What needs to be done:
Check each line below for the word "提示词分类可选择收藏" and give the number of lines that have it, nothing more.

Recorded data
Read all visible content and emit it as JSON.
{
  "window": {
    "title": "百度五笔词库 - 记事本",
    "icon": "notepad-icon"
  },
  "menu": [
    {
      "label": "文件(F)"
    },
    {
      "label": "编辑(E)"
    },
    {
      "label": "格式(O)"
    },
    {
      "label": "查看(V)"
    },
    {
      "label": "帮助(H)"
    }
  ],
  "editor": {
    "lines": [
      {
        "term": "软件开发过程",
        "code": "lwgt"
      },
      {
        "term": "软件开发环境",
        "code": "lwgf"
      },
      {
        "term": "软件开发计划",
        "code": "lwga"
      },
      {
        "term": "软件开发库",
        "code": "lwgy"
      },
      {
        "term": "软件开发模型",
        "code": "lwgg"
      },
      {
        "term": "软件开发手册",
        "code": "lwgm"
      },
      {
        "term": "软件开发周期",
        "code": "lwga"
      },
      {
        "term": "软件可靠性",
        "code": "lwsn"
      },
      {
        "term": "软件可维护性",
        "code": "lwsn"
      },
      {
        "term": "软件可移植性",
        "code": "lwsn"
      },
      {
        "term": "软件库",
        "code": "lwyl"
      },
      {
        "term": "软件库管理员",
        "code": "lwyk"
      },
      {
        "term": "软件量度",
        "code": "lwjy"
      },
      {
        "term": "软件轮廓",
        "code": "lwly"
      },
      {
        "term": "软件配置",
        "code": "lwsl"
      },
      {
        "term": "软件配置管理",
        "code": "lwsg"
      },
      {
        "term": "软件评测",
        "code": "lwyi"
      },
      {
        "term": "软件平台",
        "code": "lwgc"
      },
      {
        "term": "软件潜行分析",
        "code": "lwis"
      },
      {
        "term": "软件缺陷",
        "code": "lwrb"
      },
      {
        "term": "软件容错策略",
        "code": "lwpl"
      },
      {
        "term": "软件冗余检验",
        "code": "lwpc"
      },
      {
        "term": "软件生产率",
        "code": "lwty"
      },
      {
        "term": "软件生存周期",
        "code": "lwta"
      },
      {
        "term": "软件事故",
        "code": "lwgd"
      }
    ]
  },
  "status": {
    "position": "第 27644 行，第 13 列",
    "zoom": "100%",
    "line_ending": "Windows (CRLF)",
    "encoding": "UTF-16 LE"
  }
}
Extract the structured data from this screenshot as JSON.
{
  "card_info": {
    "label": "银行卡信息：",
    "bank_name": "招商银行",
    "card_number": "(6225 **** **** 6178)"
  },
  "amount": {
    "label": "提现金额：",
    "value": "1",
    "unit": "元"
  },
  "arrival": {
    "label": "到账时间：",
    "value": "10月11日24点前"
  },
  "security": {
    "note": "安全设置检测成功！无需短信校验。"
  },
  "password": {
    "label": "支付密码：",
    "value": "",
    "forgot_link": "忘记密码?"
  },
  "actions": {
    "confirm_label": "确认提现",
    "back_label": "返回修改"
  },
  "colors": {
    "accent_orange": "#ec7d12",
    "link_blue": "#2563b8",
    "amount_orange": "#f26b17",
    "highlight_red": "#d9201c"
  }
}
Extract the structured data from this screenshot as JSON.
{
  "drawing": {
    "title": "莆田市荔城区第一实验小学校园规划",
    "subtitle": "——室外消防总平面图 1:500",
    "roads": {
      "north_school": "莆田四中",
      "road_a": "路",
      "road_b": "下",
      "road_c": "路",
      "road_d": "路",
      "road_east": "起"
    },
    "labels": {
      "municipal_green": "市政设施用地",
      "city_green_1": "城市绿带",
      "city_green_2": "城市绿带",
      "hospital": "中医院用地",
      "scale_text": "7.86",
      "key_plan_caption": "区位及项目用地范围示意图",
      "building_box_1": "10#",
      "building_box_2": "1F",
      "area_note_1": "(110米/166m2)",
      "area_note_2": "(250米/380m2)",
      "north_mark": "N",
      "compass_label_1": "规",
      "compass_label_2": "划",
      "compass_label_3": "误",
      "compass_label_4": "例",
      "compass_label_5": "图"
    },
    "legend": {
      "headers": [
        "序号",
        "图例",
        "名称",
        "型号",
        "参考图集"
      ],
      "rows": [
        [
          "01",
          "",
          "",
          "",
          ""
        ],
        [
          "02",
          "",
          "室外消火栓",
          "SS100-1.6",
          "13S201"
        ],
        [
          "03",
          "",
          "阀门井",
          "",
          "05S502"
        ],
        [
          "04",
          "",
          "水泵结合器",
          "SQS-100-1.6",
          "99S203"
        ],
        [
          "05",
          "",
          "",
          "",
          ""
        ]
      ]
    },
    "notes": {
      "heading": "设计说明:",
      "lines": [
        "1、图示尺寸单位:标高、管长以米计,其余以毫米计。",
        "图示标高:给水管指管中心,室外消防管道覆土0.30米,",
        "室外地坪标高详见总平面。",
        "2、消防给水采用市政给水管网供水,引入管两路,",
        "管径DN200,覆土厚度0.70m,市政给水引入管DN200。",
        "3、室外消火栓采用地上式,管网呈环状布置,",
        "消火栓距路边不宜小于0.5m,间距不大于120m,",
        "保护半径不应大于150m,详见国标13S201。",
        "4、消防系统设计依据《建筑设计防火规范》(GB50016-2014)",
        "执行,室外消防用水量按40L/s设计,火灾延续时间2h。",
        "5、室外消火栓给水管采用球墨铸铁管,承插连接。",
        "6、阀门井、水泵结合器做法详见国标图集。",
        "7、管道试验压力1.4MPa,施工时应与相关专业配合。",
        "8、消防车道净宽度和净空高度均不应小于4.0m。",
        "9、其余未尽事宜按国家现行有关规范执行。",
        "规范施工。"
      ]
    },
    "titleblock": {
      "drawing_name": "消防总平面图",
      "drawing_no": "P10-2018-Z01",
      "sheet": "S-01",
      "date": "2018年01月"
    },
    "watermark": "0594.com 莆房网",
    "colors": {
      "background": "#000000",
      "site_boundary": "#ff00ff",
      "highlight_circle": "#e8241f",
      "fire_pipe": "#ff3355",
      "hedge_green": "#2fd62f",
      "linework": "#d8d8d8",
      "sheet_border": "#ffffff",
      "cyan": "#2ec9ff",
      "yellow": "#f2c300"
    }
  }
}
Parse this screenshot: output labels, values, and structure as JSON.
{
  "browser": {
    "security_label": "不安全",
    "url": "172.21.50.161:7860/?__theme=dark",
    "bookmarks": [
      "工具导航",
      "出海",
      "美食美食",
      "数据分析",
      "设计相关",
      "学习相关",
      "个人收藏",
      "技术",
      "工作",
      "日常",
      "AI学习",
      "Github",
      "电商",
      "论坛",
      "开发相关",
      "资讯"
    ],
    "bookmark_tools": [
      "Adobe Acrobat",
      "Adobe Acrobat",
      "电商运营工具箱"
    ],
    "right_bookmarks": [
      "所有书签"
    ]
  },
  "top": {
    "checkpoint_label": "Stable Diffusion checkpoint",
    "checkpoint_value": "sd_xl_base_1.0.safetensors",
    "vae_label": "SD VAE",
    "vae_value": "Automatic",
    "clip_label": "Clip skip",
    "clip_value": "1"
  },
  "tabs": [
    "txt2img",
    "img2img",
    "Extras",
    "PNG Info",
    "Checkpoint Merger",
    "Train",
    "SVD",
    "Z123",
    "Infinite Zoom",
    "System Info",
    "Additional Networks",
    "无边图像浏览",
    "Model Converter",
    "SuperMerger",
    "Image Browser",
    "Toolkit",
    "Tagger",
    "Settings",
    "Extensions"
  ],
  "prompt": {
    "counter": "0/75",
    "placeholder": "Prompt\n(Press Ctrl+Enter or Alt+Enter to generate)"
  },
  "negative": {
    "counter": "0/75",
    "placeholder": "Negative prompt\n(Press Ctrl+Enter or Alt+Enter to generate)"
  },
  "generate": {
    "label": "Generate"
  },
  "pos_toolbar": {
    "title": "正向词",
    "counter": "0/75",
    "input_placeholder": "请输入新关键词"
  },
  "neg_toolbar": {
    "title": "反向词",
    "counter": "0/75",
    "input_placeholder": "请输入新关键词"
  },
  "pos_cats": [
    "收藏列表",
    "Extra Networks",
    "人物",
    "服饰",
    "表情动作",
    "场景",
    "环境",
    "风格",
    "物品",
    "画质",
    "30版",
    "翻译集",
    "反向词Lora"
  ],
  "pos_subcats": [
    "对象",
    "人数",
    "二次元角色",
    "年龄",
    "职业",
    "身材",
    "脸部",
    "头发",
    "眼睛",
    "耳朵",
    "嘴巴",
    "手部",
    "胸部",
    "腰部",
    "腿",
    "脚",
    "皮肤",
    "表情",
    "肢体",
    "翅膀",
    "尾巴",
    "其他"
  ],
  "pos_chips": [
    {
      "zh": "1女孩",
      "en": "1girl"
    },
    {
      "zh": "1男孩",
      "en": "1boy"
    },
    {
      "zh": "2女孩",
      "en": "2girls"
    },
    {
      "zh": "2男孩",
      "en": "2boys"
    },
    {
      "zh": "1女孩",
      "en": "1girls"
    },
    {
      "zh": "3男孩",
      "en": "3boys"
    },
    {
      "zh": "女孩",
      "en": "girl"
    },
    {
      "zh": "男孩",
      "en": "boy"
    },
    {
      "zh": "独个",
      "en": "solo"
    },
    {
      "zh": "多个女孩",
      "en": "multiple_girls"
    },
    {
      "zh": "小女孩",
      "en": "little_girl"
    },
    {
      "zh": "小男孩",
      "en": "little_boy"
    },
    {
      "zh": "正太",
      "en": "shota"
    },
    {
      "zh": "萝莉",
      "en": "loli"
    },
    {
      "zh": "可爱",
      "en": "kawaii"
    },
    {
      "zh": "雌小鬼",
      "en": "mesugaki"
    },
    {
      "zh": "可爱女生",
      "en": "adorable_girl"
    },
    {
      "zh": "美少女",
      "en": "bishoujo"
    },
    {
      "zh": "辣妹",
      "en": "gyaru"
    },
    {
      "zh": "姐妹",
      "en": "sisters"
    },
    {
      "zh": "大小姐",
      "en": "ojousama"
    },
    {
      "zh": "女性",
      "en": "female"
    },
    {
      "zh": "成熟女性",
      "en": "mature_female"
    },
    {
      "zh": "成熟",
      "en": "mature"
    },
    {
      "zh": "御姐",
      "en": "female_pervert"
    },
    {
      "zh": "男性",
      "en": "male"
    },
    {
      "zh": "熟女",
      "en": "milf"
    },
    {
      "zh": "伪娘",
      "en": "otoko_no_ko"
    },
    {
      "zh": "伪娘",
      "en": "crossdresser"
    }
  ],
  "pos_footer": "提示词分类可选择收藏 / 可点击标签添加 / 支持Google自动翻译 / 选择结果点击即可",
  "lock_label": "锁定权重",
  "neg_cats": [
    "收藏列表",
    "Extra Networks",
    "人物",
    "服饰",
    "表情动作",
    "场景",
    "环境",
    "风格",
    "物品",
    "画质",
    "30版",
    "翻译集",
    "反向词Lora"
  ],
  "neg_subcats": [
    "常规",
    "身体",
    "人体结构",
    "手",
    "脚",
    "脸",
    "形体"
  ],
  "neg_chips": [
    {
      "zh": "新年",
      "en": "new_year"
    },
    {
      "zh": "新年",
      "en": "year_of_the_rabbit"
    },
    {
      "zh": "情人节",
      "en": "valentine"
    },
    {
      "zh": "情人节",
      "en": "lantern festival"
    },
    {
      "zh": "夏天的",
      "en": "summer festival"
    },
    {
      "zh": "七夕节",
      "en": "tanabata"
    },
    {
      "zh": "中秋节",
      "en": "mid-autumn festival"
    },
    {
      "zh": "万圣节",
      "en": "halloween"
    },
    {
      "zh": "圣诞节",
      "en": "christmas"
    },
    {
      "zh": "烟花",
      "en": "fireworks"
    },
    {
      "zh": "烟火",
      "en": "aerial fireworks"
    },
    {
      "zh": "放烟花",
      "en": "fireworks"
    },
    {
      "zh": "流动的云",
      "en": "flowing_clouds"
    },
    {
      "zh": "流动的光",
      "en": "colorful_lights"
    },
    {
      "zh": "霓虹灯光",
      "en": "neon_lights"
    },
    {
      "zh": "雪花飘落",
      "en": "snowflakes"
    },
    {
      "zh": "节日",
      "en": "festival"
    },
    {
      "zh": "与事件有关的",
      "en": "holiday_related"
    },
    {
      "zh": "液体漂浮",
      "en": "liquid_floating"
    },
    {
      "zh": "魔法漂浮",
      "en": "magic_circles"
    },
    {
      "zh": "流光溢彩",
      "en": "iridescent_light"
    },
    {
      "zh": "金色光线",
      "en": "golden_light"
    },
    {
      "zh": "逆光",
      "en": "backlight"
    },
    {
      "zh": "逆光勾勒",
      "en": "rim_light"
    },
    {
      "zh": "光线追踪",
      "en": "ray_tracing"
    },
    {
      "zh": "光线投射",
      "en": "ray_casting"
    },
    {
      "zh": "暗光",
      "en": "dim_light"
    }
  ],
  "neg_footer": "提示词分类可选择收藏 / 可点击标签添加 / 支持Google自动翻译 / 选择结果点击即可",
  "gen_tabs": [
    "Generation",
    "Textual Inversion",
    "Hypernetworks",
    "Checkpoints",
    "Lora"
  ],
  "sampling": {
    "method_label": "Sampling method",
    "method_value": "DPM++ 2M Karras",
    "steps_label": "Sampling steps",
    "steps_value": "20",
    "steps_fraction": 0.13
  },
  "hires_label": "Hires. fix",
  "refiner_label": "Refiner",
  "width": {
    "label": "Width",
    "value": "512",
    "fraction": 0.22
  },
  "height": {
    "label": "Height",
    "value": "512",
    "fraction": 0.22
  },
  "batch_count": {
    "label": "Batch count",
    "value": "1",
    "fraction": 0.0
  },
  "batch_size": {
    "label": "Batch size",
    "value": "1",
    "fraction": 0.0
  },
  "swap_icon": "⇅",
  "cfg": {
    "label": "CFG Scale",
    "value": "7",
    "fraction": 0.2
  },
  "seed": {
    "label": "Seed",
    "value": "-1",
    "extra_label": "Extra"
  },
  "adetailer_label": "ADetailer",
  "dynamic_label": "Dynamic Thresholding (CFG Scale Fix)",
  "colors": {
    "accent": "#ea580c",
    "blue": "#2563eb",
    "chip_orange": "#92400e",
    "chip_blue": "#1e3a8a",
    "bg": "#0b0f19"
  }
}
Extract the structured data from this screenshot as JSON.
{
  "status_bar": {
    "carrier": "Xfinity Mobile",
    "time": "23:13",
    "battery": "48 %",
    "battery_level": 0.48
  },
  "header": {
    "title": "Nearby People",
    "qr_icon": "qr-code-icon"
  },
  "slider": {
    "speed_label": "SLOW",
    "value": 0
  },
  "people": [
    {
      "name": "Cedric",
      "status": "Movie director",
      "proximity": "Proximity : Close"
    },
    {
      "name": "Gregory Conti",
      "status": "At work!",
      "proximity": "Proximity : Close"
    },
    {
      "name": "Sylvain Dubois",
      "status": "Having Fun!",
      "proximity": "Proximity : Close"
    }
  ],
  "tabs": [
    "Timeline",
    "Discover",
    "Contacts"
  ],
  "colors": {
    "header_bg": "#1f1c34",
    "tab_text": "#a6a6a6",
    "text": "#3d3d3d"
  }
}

Result below:
2